Challenge - Write the records below out again exactly as given, with no images.

Input material -
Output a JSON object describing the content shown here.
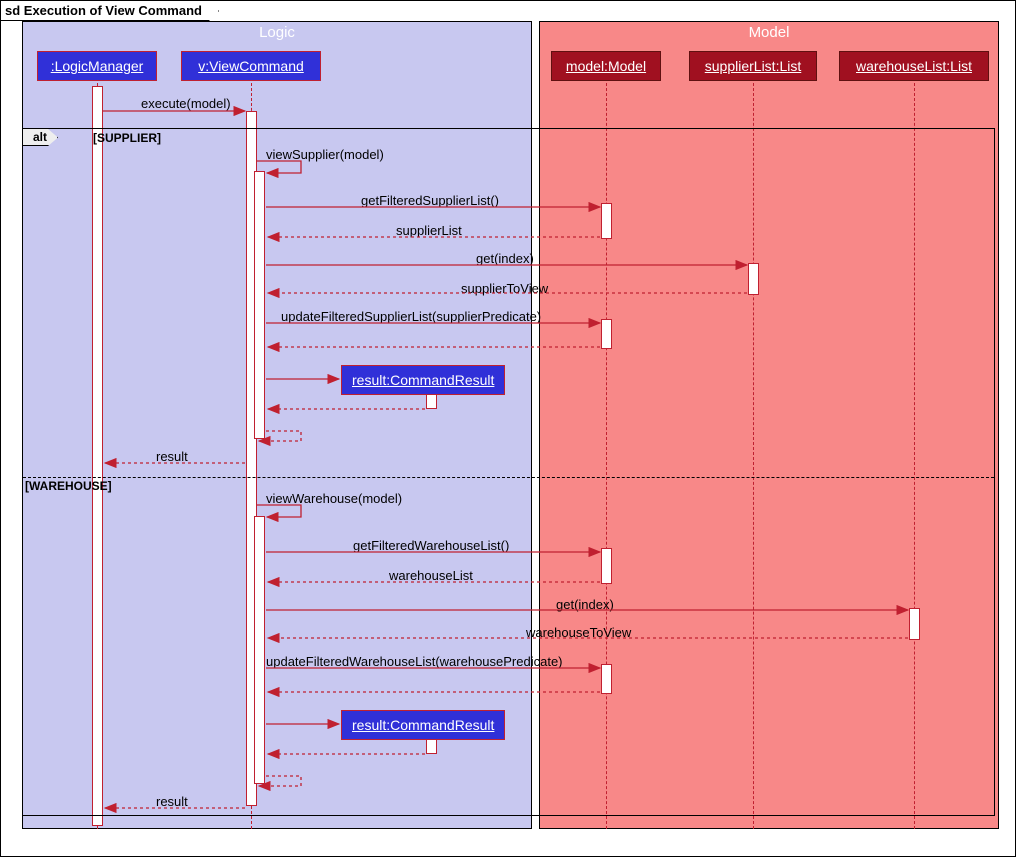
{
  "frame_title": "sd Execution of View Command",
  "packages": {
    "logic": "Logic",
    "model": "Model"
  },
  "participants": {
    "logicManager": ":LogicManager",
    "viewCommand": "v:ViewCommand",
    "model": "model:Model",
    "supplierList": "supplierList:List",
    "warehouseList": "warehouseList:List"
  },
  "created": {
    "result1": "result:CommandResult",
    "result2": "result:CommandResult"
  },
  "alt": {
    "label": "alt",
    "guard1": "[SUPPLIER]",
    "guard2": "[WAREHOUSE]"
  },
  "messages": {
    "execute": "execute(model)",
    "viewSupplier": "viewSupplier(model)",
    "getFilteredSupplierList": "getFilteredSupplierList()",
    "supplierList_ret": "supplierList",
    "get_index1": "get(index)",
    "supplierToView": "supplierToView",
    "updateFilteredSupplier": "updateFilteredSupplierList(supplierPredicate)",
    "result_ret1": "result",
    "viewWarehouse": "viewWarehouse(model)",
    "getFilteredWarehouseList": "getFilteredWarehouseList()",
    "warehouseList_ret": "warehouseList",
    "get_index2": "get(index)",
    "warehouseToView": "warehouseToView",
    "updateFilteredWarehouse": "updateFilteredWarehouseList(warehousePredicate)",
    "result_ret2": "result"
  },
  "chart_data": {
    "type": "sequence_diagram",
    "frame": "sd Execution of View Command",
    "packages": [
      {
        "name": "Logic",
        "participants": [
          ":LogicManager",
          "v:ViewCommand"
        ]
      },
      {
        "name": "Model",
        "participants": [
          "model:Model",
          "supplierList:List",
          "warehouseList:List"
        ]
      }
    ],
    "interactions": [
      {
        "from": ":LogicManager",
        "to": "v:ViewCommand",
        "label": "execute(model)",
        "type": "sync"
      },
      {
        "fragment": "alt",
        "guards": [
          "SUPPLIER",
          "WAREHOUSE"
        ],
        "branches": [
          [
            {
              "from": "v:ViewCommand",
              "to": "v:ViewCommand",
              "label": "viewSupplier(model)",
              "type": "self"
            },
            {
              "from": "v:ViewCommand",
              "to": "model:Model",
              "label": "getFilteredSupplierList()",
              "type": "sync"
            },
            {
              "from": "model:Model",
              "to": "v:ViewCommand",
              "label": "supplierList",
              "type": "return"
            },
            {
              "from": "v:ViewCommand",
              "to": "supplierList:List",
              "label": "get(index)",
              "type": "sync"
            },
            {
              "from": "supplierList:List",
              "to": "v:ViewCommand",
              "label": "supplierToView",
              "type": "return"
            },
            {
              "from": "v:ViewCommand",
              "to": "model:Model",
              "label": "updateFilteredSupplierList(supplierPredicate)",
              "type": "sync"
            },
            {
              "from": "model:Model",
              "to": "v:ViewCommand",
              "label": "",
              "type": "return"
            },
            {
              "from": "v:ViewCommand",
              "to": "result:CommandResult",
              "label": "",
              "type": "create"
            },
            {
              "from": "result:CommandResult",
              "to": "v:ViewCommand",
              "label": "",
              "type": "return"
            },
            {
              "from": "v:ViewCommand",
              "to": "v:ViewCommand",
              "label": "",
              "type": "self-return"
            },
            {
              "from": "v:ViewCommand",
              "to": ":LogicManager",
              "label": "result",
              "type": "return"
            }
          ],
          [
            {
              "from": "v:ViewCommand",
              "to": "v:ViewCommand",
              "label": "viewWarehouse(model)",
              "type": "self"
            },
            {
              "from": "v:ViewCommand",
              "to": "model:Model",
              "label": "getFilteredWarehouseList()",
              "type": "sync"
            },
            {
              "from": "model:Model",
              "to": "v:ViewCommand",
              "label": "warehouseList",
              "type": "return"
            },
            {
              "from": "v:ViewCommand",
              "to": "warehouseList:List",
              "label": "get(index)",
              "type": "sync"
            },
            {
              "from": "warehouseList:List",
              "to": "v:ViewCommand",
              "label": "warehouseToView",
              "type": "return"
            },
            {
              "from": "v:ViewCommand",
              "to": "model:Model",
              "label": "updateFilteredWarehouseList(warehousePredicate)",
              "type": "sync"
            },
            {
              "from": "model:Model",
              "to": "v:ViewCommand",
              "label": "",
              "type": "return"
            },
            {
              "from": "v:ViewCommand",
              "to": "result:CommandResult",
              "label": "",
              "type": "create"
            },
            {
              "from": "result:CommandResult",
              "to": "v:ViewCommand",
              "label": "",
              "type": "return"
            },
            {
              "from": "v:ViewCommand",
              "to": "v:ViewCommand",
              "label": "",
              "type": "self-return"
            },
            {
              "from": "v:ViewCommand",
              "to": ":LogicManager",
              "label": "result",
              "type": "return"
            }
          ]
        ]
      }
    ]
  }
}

Written solution -
Output a JSON object describing the content shown here.
{
  "frame_title": "sd Execution of View Command",
  "packages": {
    "logic": "Logic",
    "model": "Model"
  },
  "participants": {
    "logicManager": ":LogicManager",
    "viewCommand": "v:ViewCommand",
    "model": "model:Model",
    "supplierList": "supplierList:List",
    "warehouseList": "warehouseList:List"
  },
  "created": {
    "result1": "result:CommandResult",
    "result2": "result:CommandResult"
  },
  "alt": {
    "label": "alt",
    "guard1": "[SUPPLIER]",
    "guard2": "[WAREHOUSE]"
  },
  "messages": {
    "execute": "execute(model)",
    "viewSupplier": "viewSupplier(model)",
    "getFilteredSupplierList": "getFilteredSupplierList()",
    "supplierList_ret": "supplierList",
    "get_index1": "get(index)",
    "supplierToView": "supplierToView",
    "updateFilteredSupplier": "updateFilteredSupplierList(supplierPredicate)",
    "result_ret1": "result",
    "viewWarehouse": "viewWarehouse(model)",
    "getFilteredWarehouseList": "getFilteredWarehouseList()",
    "warehouseList_ret": "warehouseList",
    "get_index2": "get(index)",
    "warehouseToView": "warehouseToView",
    "updateFilteredWarehouse": "updateFilteredWarehouseList(warehousePredicate)",
    "result_ret2": "result"
  },
  "chart_data": {
    "type": "sequence_diagram",
    "frame": "sd Execution of View Command",
    "packages": [
      {
        "name": "Logic",
        "participants": [
          ":LogicManager",
          "v:ViewCommand"
        ]
      },
      {
        "name": "Model",
        "participants": [
          "model:Model",
          "supplierList:List",
          "warehouseList:List"
        ]
      }
    ],
    "interactions": [
      {
        "from": ":LogicManager",
        "to": "v:ViewCommand",
        "label": "execute(model)",
        "type": "sync"
      },
      {
        "fragment": "alt",
        "guards": [
          "SUPPLIER",
          "WAREHOUSE"
        ],
        "branches": [
          [
            {
              "from": "v:ViewCommand",
              "to": "v:ViewCommand",
              "label": "viewSupplier(model)",
              "type": "self"
            },
            {
              "from": "v:ViewCommand",
              "to": "model:Model",
              "label": "getFilteredSupplierList()",
              "type": "sync"
            },
            {
              "from": "model:Model",
              "to": "v:ViewCommand",
              "label": "supplierList",
              "type": "return"
            },
            {
              "from": "v:ViewCommand",
              "to": "supplierList:List",
              "label": "get(index)",
              "type": "sync"
            },
            {
              "from": "supplierList:List",
              "to": "v:ViewCommand",
              "label": "supplierToView",
              "type": "return"
            },
            {
              "from": "v:ViewCommand",
              "to": "model:Model",
              "label": "updateFilteredSupplierList(supplierPredicate)",
              "type": "sync"
            },
            {
              "from": "model:Model",
              "to": "v:ViewCommand",
              "label": "",
              "type": "return"
            },
            {
              "from": "v:ViewCommand",
              "to": "result:CommandResult",
              "label": "",
              "type": "create"
            },
            {
              "from": "result:CommandResult",
              "to": "v:ViewCommand",
              "label": "",
              "type": "return"
            },
            {
              "from": "v:ViewCommand",
              "to": "v:ViewCommand",
              "label": "",
              "type": "self-return"
            },
            {
              "from": "v:ViewCommand",
              "to": ":LogicManager",
              "label": "result",
              "type": "return"
            }
          ],
          [
            {
              "from": "v:ViewCommand",
              "to": "v:ViewCommand",
              "label": "viewWarehouse(model)",
              "type": "self"
            },
            {
              "from": "v:ViewCommand",
              "to": "model:Model",
              "label": "getFilteredWarehouseList()",
              "type": "sync"
            },
            {
              "from": "model:Model",
              "to": "v:ViewCommand",
              "label": "warehouseList",
              "type": "return"
            },
            {
              "from": "v:ViewCommand",
              "to": "warehouseList:List",
              "label": "get(index)",
              "type": "sync"
            },
            {
              "from": "warehouseList:List",
              "to": "v:ViewCommand",
              "label": "warehouseToView",
              "type": "return"
            },
            {
              "from": "v:ViewCommand",
              "to": "model:Model",
              "label": "updateFilteredWarehouseList(warehousePredicate)",
              "type": "sync"
            },
            {
              "from": "model:Model",
              "to": "v:ViewCommand",
              "label": "",
              "type": "return"
            },
            {
              "from": "v:ViewCommand",
              "to": "result:CommandResult",
              "label": "",
              "type": "create"
            },
            {
              "from": "result:CommandResult",
              "to": "v:ViewCommand",
              "label": "",
              "type": "return"
            },
            {
              "from": "v:ViewCommand",
              "to": "v:ViewCommand",
              "label": "",
              "type": "self-return"
            },
            {
              "from": "v:ViewCommand",
              "to": ":LogicManager",
              "label": "result",
              "type": "return"
            }
          ]
        ]
      }
    ]
  }
}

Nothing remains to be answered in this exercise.